TASK BRIEF: Set out every line bearing the string "dann".

═══ THE INPUT

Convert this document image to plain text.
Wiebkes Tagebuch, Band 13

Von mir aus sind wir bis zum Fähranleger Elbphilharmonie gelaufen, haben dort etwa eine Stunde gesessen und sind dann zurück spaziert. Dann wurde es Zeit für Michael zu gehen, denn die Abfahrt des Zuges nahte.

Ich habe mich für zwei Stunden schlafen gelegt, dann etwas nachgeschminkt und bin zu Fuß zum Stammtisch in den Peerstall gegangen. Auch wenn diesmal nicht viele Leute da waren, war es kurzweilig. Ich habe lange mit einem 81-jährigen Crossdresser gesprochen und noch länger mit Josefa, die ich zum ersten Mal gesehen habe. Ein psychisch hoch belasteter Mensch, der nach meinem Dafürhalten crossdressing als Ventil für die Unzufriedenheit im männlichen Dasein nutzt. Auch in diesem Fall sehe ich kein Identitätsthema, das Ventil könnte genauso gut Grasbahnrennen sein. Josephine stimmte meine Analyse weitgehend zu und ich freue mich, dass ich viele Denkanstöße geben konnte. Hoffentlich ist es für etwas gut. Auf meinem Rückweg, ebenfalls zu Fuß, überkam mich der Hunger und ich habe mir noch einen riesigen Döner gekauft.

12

══════

RESPONSE:
Von mir aus sind wir bis zum Fähranleger Elbphilharmonie gelaufen, haben dort etwa eine Stunde gesessen und sind dann zurück spaziert. Dann wurde es Zeit für Michael zu gehen, denn die Abfahrt des Zuges nahte.
Ich habe mich für zwei Stunden schlafen gelegt, dann etwas nachgeschminkt und bin zu Fuß zum Stammtisch in den Peerstall gegangen. Auch wenn diesmal nicht viele Leute da waren, war es kurzweilig. Ich habe lange mit einem 81-jährigen Crossdresser gesprochen und noch länger mit Josefa, die ich zum ersten Mal gesehen habe. Ein psychisch hoch belasteter Mensch, der nach meinem Dafürhalten crossdressing als Ventil für die Unzufriedenheit im männlichen Dasein nutzt. Auch in diesem Fall sehe ich kein Identitätsthema, das Ventil könnte genauso gut Grasbahnrennen sein. Josephine stimmte meine Analyse weitgehend zu und ich freue mich, dass ich viele Denkanstöße geben konnte. Hoffentlich ist es für etwas gut. Auf meinem Rückweg, ebenfalls zu Fuß, überkam mich der Hunger und ich habe mir noch einen riesigen Döner gekauft.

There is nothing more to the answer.